Gather all lines with "offset" from the records.

BEGIN Given entries

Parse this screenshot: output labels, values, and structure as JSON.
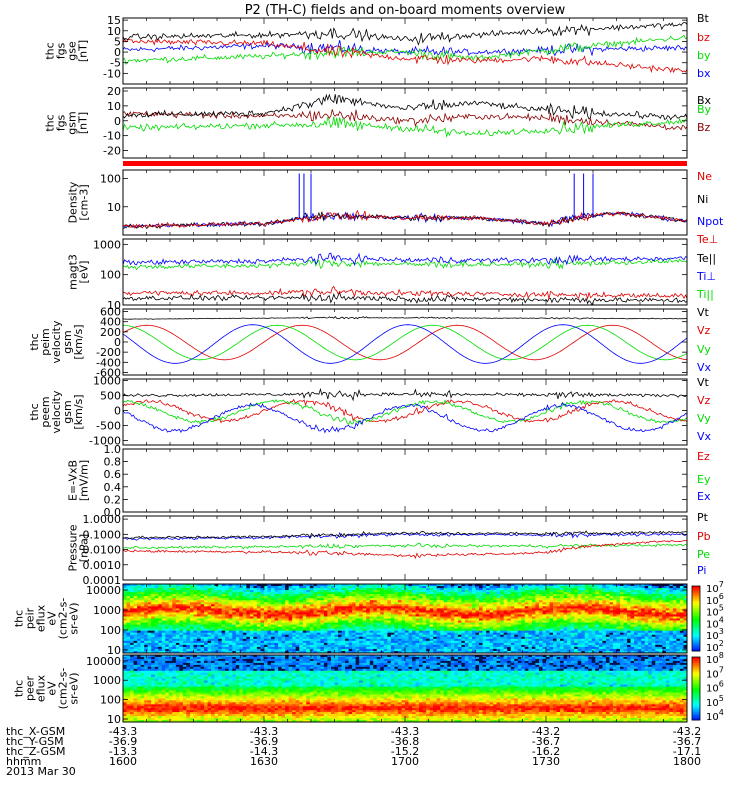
{
  "title": "P2 (TH-C) fields and on-board moments overview",
  "colors": {
    "black": "#000000",
    "red": "#e00000",
    "green": "#00dd00",
    "blue": "#0000ff",
    "darkred": "#8b0000",
    "brightred": "#ff0000"
  },
  "chart_data": [
    {
      "id": "fgs-gse",
      "type": "line",
      "ylabel": [
        "thc",
        "fgs",
        "gse",
        "[nT]"
      ],
      "ylim": [
        -15,
        16
      ],
      "yticks": [
        "15",
        "10",
        "5",
        "0",
        "-5",
        "-10"
      ],
      "ytick_values": [
        15,
        10,
        5,
        0,
        -5,
        -10
      ],
      "series": [
        {
          "name": "Bt",
          "color": "black",
          "x": [
            1600,
            1630,
            1645,
            1700,
            1715,
            1730,
            1800
          ],
          "values": [
            7,
            8,
            9,
            6,
            8,
            10,
            13
          ]
        },
        {
          "name": "bz",
          "color": "red",
          "x": [
            1600,
            1630,
            1645,
            1700,
            1715,
            1730,
            1800
          ],
          "values": [
            5,
            4,
            0,
            -3,
            -4,
            -3,
            -9
          ]
        },
        {
          "name": "by",
          "color": "green",
          "x": [
            1600,
            1630,
            1645,
            1700,
            1715,
            1730,
            1800
          ],
          "values": [
            -4,
            -2,
            0,
            0,
            -3,
            1,
            7
          ]
        },
        {
          "name": "bx",
          "color": "blue",
          "x": [
            1600,
            1630,
            1645,
            1700,
            1715,
            1730,
            1800
          ],
          "values": [
            1,
            3,
            2,
            0,
            0,
            1,
            2
          ]
        }
      ]
    },
    {
      "id": "fgs-gsm",
      "type": "line",
      "ylabel": [
        "thc",
        "fgs",
        "gsm",
        "[nT]"
      ],
      "ylim": [
        -25,
        22
      ],
      "yticks": [
        "20",
        "10",
        "0",
        "-10",
        "-20"
      ],
      "ytick_values": [
        20,
        10,
        0,
        -10,
        -20
      ],
      "series": [
        {
          "name": "Bx",
          "color": "black",
          "x": [
            1600,
            1630,
            1645,
            1700,
            1715,
            1730,
            1800
          ],
          "values": [
            4,
            5,
            15,
            8,
            12,
            7,
            2
          ]
        },
        {
          "name": "By",
          "color": "green",
          "x": [
            1600,
            1630,
            1645,
            1700,
            1715,
            1730,
            1800
          ],
          "values": [
            -5,
            -3,
            -2,
            -5,
            -9,
            -6,
            0
          ]
        },
        {
          "name": "Bz",
          "color": "darkred",
          "x": [
            1600,
            1630,
            1645,
            1700,
            1715,
            1730,
            1800
          ],
          "values": [
            5,
            3,
            4,
            0,
            3,
            2,
            -5
          ]
        }
      ]
    },
    {
      "id": "density",
      "type": "line",
      "log": true,
      "ylabel": [
        "Density",
        "[cm-3]"
      ],
      "ylim": [
        1,
        200
      ],
      "yticks": [
        "100",
        "10"
      ],
      "ytick_values": [
        100,
        10
      ],
      "series": [
        {
          "name": "Ne",
          "color": "red",
          "x": [
            1600,
            1630,
            1645,
            1700,
            1715,
            1730,
            1745,
            1800
          ],
          "values": [
            2,
            2.5,
            5,
            4,
            4,
            2.5,
            6,
            3
          ]
        },
        {
          "name": "Ni",
          "color": "black",
          "x": [
            1600,
            1630,
            1645,
            1700,
            1715,
            1730,
            1745,
            1800
          ],
          "values": [
            2,
            2.5,
            5,
            4,
            4,
            2.5,
            6,
            3
          ]
        },
        {
          "name": "Npot",
          "color": "blue",
          "x": [
            1600,
            1630,
            1645,
            1700,
            1715,
            1730,
            1745,
            1800
          ],
          "values": [
            2,
            2.5,
            5,
            4,
            4,
            2.5,
            6,
            3
          ]
        }
      ]
    },
    {
      "id": "temperature",
      "type": "line",
      "log": true,
      "ylabel": [
        "magt3",
        "[eV]"
      ],
      "ylim": [
        10,
        1500
      ],
      "yticks": [
        "1000",
        "100",
        "10"
      ],
      "ytick_values": [
        1000,
        100,
        10
      ],
      "series": [
        {
          "name": "Te⊥",
          "color": "red",
          "x": [
            1600,
            1630,
            1645,
            1700,
            1730,
            1800
          ],
          "values": [
            25,
            25,
            28,
            24,
            22,
            20
          ]
        },
        {
          "name": "Te||",
          "color": "black",
          "x": [
            1600,
            1630,
            1645,
            1700,
            1730,
            1800
          ],
          "values": [
            17,
            17,
            18,
            16,
            15,
            14
          ]
        },
        {
          "name": "Ti⊥",
          "color": "blue",
          "x": [
            1600,
            1630,
            1645,
            1700,
            1730,
            1800
          ],
          "values": [
            250,
            280,
            350,
            300,
            300,
            350
          ]
        },
        {
          "name": "Ti||",
          "color": "green",
          "x": [
            1600,
            1630,
            1645,
            1700,
            1730,
            1800
          ],
          "values": [
            180,
            200,
            250,
            220,
            220,
            280
          ]
        }
      ]
    },
    {
      "id": "peim-velocity",
      "type": "line",
      "ylabel": [
        "thc",
        "peim",
        "velocity",
        "gsm",
        "[km/s]"
      ],
      "ylim": [
        -650,
        650
      ],
      "yticks": [
        "600",
        "400",
        "200",
        "0",
        "-200",
        "-400",
        "-600"
      ],
      "ytick_values": [
        600,
        400,
        200,
        0,
        -200,
        -400,
        -600
      ],
      "series": [
        {
          "name": "Vt",
          "color": "black",
          "x": [
            1600,
            1645,
            1800
          ],
          "values": [
            450,
            480,
            460
          ]
        },
        {
          "name": "Vz",
          "color": "red",
          "period_min": 33,
          "amplitude": 340,
          "phase": 0.6,
          "offset": -10
        },
        {
          "name": "Vy",
          "color": "green",
          "period_min": 33,
          "amplitude": 340,
          "phase": 1.6,
          "offset": -10
        },
        {
          "name": "Vx",
          "color": "blue",
          "period_min": 33,
          "amplitude": 380,
          "phase": 2.6,
          "offset": -40
        }
      ]
    },
    {
      "id": "peem-velocity",
      "type": "line",
      "ylabel": [
        "thc",
        "peem",
        "velocity",
        "gsm",
        "[km/s]"
      ],
      "ylim": [
        -1150,
        1050
      ],
      "yticks": [
        "1000",
        "500",
        "0",
        "-500",
        "-1000"
      ],
      "ytick_values": [
        1000,
        500,
        0,
        -500,
        -1000
      ],
      "series": [
        {
          "name": "Vt",
          "color": "black",
          "x": [
            1600,
            1645,
            1800
          ],
          "values": [
            500,
            550,
            500
          ]
        },
        {
          "name": "Vz",
          "color": "red",
          "period_min": 33,
          "amplitude": 330,
          "phase": 0.6,
          "offset": -20
        },
        {
          "name": "Vy",
          "color": "green",
          "period_min": 33,
          "amplitude": 340,
          "phase": 1.6,
          "offset": -30
        },
        {
          "name": "Vx",
          "color": "blue",
          "period_min": 33,
          "amplitude": 420,
          "phase": 2.6,
          "offset": -250
        }
      ]
    },
    {
      "id": "e-vxb",
      "type": "line",
      "ylabel": [
        "E=-VxB",
        "[mV/m]"
      ],
      "ylim": [
        0,
        1
      ],
      "yticks": [
        "1.0",
        "0.8",
        "0.6",
        "0.4",
        "0.2",
        "0.0"
      ],
      "ytick_values": [
        1.0,
        0.8,
        0.6,
        0.4,
        0.2,
        0.0
      ],
      "series": [
        {
          "name": "Ez",
          "color": "red",
          "values": []
        },
        {
          "name": "Ey",
          "color": "green",
          "values": []
        },
        {
          "name": "Ex",
          "color": "blue",
          "values": []
        }
      ]
    },
    {
      "id": "pressure",
      "type": "line",
      "log": true,
      "ylabel": [
        "Pressure",
        "[nPa]"
      ],
      "ylim": [
        0.0001,
        1.6
      ],
      "yticks": [
        "1.0000",
        "0.1000",
        "0.0100",
        "0.0010",
        "0.0001"
      ],
      "ytick_values": [
        1.0,
        0.1,
        0.01,
        0.001,
        0.0001
      ],
      "series": [
        {
          "name": "Pt",
          "color": "black",
          "x": [
            1600,
            1630,
            1700,
            1730,
            1800
          ],
          "values": [
            0.06,
            0.07,
            0.12,
            0.11,
            0.14
          ]
        },
        {
          "name": "Pb",
          "color": "red",
          "x": [
            1600,
            1630,
            1700,
            1730,
            1800
          ],
          "values": [
            0.008,
            0.007,
            0.004,
            0.006,
            0.04
          ]
        },
        {
          "name": "Pe",
          "color": "green",
          "x": [
            1600,
            1630,
            1700,
            1730,
            1800
          ],
          "values": [
            0.013,
            0.015,
            0.018,
            0.017,
            0.02
          ]
        },
        {
          "name": "Pi",
          "color": "blue",
          "x": [
            1600,
            1630,
            1700,
            1730,
            1800
          ],
          "values": [
            0.05,
            0.06,
            0.1,
            0.09,
            0.1
          ]
        }
      ]
    },
    {
      "id": "peir-spectrogram",
      "type": "heatmap",
      "ylabel": [
        "thc",
        "peir",
        "eflux",
        "eV",
        "(cm2-s-",
        "sr-eV)"
      ],
      "ylim": [
        7,
        20000
      ],
      "yticks": [
        "10000",
        "1000",
        "100",
        "10"
      ],
      "ytick_values": [
        10000,
        1000,
        100,
        10
      ],
      "colorbar": {
        "labels": [
          "10",
          "10",
          "10",
          "10",
          "10",
          "10"
        ],
        "exponents": [
          "7",
          "6",
          "5",
          "4",
          "3",
          "2"
        ],
        "range": [
          100.0,
          10000000.0
        ]
      }
    },
    {
      "id": "peer-spectrogram",
      "type": "heatmap",
      "ylabel": [
        "thc",
        "peer",
        "eflux",
        "eV",
        "(cm2-s-",
        "sr-eV)"
      ],
      "ylim": [
        7,
        20000
      ],
      "yticks": [
        "10000",
        "1000",
        "100",
        "10"
      ],
      "ytick_values": [
        10000,
        1000,
        100,
        10
      ],
      "colorbar": {
        "labels": [
          "10",
          "10",
          "10",
          "10",
          "10"
        ],
        "exponents": [
          "8",
          "7",
          "6",
          "5",
          "4"
        ],
        "range": [
          1000.0,
          200000000.0
        ]
      }
    }
  ],
  "x_axis": {
    "rows": [
      {
        "label": "thc_X-GSM",
        "values": [
          "-43.3",
          "-43.3",
          "-43.3",
          "-43.2",
          "-43.2"
        ]
      },
      {
        "label": "thc_Y-GSM",
        "values": [
          "-36.9",
          "-36.9",
          "-36.8",
          "-36.7",
          "-36.7"
        ]
      },
      {
        "label": "thc_Z-GSM",
        "values": [
          "-13.3",
          "-14.3",
          "-15.2",
          "-16.2",
          "-17.1"
        ]
      },
      {
        "label": "hhmm",
        "values": [
          "1600",
          "1630",
          "1700",
          "1730",
          "1800"
        ]
      }
    ],
    "date": "2013 Mar 30",
    "range_min": [
      0,
      120
    ]
  }
}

END Given entries

▶ Response to the task:
          "offset": -10
          "offset": -10
          "offset": -40
          "offset": -20
          "offset": -30
          "offset": -250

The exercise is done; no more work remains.